▶ [DATASET EXCERPTS]
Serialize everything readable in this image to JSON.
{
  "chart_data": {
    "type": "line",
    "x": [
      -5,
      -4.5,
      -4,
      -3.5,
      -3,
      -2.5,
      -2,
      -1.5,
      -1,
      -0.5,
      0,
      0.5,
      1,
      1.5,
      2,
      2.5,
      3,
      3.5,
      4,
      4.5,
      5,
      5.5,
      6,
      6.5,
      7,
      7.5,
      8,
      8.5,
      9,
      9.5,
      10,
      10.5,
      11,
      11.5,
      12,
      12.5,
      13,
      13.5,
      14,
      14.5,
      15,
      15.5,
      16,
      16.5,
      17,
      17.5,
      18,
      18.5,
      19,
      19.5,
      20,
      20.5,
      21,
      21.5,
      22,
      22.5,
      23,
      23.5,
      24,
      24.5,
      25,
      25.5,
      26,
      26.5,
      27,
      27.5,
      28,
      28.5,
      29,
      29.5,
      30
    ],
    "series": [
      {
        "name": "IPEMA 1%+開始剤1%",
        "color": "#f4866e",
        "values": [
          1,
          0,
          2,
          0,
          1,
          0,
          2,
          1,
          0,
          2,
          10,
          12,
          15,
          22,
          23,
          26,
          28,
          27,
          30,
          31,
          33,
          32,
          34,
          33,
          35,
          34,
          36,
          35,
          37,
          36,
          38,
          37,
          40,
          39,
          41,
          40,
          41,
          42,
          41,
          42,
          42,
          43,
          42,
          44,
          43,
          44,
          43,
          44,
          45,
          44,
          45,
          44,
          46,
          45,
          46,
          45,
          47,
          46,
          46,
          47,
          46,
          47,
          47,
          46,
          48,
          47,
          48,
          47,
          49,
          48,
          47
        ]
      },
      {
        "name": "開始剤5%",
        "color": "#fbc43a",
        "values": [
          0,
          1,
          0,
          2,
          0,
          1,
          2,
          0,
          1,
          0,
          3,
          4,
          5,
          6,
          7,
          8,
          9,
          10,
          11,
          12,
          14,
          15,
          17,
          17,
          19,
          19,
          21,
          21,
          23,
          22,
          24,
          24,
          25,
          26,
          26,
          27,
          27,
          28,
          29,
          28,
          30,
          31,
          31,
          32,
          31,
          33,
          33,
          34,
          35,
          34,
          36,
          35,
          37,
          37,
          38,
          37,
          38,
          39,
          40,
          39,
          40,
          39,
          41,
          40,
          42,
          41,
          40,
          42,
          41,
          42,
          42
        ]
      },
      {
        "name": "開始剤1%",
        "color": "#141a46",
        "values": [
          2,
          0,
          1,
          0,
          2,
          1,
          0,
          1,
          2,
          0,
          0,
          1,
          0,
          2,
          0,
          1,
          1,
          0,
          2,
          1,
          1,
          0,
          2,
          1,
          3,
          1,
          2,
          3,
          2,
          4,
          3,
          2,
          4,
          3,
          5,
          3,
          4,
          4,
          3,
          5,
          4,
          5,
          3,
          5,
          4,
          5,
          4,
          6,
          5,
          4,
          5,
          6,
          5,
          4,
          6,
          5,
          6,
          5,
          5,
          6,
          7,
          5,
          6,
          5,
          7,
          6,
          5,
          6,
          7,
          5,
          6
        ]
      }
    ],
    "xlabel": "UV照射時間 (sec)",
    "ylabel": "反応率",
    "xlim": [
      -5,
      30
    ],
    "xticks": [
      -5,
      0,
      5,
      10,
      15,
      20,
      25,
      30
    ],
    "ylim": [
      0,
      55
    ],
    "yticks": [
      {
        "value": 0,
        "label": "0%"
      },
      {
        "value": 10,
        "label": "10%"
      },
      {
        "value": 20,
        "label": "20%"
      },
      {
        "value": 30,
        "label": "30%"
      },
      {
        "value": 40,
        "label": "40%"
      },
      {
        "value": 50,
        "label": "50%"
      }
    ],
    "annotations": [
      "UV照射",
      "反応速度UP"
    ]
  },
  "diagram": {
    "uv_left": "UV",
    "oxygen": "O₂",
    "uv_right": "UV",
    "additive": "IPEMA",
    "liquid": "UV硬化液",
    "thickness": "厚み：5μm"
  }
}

▶ [WRITTEN REQUEST] Take every line from the data above that holds "name" and copy it out.

▶ [COMPLETED TASK]
        "name": "IPEMA 1%+開始剤1%",
        "name": "開始剤5%",
        "name": "開始剤1%",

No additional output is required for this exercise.